■ **Required task**
Repeat the listing in full, exactly as it stands.

** start of Exercise inputs **

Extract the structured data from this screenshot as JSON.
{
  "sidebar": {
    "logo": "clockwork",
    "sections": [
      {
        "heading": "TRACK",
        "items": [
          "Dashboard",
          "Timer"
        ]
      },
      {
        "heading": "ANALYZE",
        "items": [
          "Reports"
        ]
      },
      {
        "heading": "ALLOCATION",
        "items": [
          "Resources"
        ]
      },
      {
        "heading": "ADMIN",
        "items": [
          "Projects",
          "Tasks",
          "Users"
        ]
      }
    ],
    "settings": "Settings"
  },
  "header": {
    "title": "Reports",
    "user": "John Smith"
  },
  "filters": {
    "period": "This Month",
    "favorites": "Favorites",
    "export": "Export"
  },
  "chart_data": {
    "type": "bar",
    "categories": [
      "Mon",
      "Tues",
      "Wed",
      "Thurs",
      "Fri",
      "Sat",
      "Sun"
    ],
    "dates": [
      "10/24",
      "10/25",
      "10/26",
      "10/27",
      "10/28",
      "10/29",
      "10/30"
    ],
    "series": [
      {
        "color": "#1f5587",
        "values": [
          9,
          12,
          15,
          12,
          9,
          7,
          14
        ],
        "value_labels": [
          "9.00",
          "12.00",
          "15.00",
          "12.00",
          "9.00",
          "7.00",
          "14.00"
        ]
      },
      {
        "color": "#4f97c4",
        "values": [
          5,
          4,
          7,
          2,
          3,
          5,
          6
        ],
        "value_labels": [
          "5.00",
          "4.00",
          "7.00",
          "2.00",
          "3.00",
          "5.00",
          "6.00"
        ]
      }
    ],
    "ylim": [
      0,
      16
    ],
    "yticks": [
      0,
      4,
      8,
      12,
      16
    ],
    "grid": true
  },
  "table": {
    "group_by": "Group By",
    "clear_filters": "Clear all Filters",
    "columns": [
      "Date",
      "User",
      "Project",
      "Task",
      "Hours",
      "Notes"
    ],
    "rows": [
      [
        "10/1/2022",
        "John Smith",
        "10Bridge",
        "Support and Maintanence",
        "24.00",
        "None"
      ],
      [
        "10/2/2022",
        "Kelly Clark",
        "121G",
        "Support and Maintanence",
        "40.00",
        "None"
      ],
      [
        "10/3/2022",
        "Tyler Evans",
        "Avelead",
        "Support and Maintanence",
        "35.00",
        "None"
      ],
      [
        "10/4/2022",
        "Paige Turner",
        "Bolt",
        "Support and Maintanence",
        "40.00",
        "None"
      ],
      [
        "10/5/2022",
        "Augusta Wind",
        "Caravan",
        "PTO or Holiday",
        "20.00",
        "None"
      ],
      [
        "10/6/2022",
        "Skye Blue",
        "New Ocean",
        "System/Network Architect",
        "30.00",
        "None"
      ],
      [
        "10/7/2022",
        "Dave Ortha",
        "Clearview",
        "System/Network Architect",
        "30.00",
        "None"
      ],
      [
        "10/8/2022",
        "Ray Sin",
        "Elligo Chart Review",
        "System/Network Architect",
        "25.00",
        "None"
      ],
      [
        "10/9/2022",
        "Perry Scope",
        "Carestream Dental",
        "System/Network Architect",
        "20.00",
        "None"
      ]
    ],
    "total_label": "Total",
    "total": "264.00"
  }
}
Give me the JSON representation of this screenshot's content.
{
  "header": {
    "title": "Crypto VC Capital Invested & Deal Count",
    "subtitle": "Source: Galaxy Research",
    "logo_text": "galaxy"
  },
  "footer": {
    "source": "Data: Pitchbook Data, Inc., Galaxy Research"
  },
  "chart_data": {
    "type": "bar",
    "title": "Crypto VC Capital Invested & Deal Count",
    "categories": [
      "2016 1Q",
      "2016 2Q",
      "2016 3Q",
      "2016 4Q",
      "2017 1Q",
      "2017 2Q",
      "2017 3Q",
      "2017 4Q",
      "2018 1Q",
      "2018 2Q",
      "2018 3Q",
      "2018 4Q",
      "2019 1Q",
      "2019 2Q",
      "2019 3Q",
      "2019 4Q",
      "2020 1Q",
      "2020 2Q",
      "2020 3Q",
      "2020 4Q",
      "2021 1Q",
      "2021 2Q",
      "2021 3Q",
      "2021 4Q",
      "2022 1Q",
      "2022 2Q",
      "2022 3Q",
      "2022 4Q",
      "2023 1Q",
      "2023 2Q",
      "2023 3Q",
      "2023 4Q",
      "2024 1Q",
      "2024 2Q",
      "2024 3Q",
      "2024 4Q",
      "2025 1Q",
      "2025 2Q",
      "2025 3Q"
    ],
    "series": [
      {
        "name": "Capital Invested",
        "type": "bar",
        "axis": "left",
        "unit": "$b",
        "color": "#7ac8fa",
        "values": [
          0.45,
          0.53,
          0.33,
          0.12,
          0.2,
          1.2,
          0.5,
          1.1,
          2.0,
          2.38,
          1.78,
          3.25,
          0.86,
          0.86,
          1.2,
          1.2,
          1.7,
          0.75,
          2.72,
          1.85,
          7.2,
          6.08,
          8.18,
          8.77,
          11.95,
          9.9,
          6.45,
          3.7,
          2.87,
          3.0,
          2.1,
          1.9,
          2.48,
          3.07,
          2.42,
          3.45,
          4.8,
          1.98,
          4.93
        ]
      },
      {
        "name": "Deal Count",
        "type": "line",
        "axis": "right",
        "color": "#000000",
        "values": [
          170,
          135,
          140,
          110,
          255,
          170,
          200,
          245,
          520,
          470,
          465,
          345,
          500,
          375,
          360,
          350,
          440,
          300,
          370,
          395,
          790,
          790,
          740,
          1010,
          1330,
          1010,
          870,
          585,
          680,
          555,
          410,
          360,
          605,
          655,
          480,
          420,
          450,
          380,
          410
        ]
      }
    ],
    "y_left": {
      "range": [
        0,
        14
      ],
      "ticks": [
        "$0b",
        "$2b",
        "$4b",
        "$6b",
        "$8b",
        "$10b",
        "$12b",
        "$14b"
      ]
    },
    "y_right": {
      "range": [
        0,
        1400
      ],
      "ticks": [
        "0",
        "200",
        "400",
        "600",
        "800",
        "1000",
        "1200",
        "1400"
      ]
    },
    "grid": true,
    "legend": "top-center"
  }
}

** end of Exercise inputs **

■ **Exercise response**
Extract the structured data from this screenshot as JSON.
{
  "sidebar": {
    "logo": "clockwork",
    "sections": [
      {
        "heading": "TRACK",
        "items": [
          "Dashboard",
          "Timer"
        ]
      },
      {
        "heading": "ANALYZE",
        "items": [
          "Reports"
        ]
      },
      {
        "heading": "ALLOCATION",
        "items": [
          "Resources"
        ]
      },
      {
        "heading": "ADMIN",
        "items": [
          "Projects",
          "Tasks",
          "Users"
        ]
      }
    ],
    "settings": "Settings"
  },
  "header": {
    "title": "Reports",
    "user": "John Smith"
  },
  "filters": {
    "period": "This Month",
    "favorites": "Favorites",
    "export": "Export"
  },
  "chart_data": {
    "type": "bar",
    "categories": [
      "Mon",
      "Tues",
      "Wed",
      "Thurs",
      "Fri",
      "Sat",
      "Sun"
    ],
    "dates": [
      "10/24",
      "10/25",
      "10/26",
      "10/27",
      "10/28",
      "10/29",
      "10/30"
    ],
    "series": [
      {
        "color": "#1f5587",
        "values": [
          9,
          12,
          15,
          12,
          9,
          7,
          14
        ],
        "value_labels": [
          "9.00",
          "12.00",
          "15.00",
          "12.00",
          "9.00",
          "7.00",
          "14.00"
        ]
      },
      {
        "color": "#4f97c4",
        "values": [
          5,
          4,
          7,
          2,
          3,
          5,
          6
        ],
        "value_labels": [
          "5.00",
          "4.00",
          "7.00",
          "2.00",
          "3.00",
          "5.00",
          "6.00"
        ]
      }
    ],
    "ylim": [
      0,
      16
    ],
    "yticks": [
      0,
      4,
      8,
      12,
      16
    ],
    "grid": true
  },
  "table": {
    "group_by": "Group By",
    "clear_filters": "Clear all Filters",
    "columns": [
      "Date",
      "User",
      "Project",
      "Task",
      "Hours",
      "Notes"
    ],
    "rows": [
      [
        "10/1/2022",
        "John Smith",
        "10Bridge",
        "Support and Maintanence",
        "24.00",
        "None"
      ],
      [
        "10/2/2022",
        "Kelly Clark",
        "121G",
        "Support and Maintanence",
        "40.00",
        "None"
      ],
      [
        "10/3/2022",
        "Tyler Evans",
        "Avelead",
        "Support and Maintanence",
        "35.00",
        "None"
      ],
      [
        "10/4/2022",
        "Paige Turner",
        "Bolt",
        "Support and Maintanence",
        "40.00",
        "None"
      ],
      [
        "10/5/2022",
        "Augusta Wind",
        "Caravan",
        "PTO or Holiday",
        "20.00",
        "None"
      ],
      [
        "10/6/2022",
        "Skye Blue",
        "New Ocean",
        "System/Network Architect",
        "30.00",
        "None"
      ],
      [
        "10/7/2022",
        "Dave Ortha",
        "Clearview",
        "System/Network Architect",
        "30.00",
        "None"
      ],
      [
        "10/8/2022",
        "Ray Sin",
        "Elligo Chart Review",
        "System/Network Architect",
        "25.00",
        "None"
      ],
      [
        "10/9/2022",
        "Perry Scope",
        "Carestream Dental",
        "System/Network Architect",
        "20.00",
        "None"
      ]
    ],
    "total_label": "Total",
    "total": "264.00"
  }
}
Give me the JSON representation of this screenshot's content.
{
  "header": {
    "title": "Crypto VC Capital Invested & Deal Count",
    "subtitle": "Source: Galaxy Research",
    "logo_text": "galaxy"
  },
  "footer": {
    "source": "Data: Pitchbook Data, Inc., Galaxy Research"
  },
  "chart_data": {
    "type": "bar",
    "title": "Crypto VC Capital Invested & Deal Count",
    "categories": [
      "2016 1Q",
      "2016 2Q",
      "2016 3Q",
      "2016 4Q",
      "2017 1Q",
      "2017 2Q",
      "2017 3Q",
      "2017 4Q",
      "2018 1Q",
      "2018 2Q",
      "2018 3Q",
      "2018 4Q",
      "2019 1Q",
      "2019 2Q",
      "2019 3Q",
      "2019 4Q",
      "2020 1Q",
      "2020 2Q",
      "2020 3Q",
      "2020 4Q",
      "2021 1Q",
      "2021 2Q",
      "2021 3Q",
      "2021 4Q",
      "2022 1Q",
      "2022 2Q",
      "2022 3Q",
      "2022 4Q",
      "2023 1Q",
      "2023 2Q",
      "2023 3Q",
      "2023 4Q",
      "2024 1Q",
      "2024 2Q",
      "2024 3Q",
      "2024 4Q",
      "2025 1Q",
      "2025 2Q",
      "2025 3Q"
    ],
    "series": [
      {
        "name": "Capital Invested",
        "type": "bar",
        "axis": "left",
        "unit": "$b",
        "color": "#7ac8fa",
        "values": [
          0.45,
          0.53,
          0.33,
          0.12,
          0.2,
          1.2,
          0.5,
          1.1,
          2.0,
          2.38,
          1.78,
          3.25,
          0.86,
          0.86,
          1.2,
          1.2,
          1.7,
          0.75,
          2.72,
          1.85,
          7.2,
          6.08,
          8.18,
          8.77,
          11.95,
          9.9,
          6.45,
          3.7,
          2.87,
          3.0,
          2.1,
          1.9,
          2.48,
          3.07,
          2.42,
          3.45,
          4.8,
          1.98,
          4.93
        ]
      },
      {
        "name": "Deal Count",
        "type": "line",
        "axis": "right",
        "color": "#000000",
        "values": [
          170,
          135,
          140,
          110,
          255,
          170,
          200,
          245,
          520,
          470,
          465,
          345,
          500,
          375,
          360,
          350,
          440,
          300,
          370,
          395,
          790,
          790,
          740,
          1010,
          1330,
          1010,
          870,
          585,
          680,
          555,
          410,
          360,
          605,
          655,
          480,
          420,
          450,
          380,
          410
        ]
      }
    ],
    "y_left": {
      "range": [
        0,
        14
      ],
      "ticks": [
        "$0b",
        "$2b",
        "$4b",
        "$6b",
        "$8b",
        "$10b",
        "$12b",
        "$14b"
      ]
    },
    "y_right": {
      "range": [
        0,
        1400
      ],
      "ticks": [
        "0",
        "200",
        "400",
        "600",
        "800",
        "1000",
        "1200",
        "1400"
      ]
    },
    "grid": true,
    "legend": "top-center"
  }
}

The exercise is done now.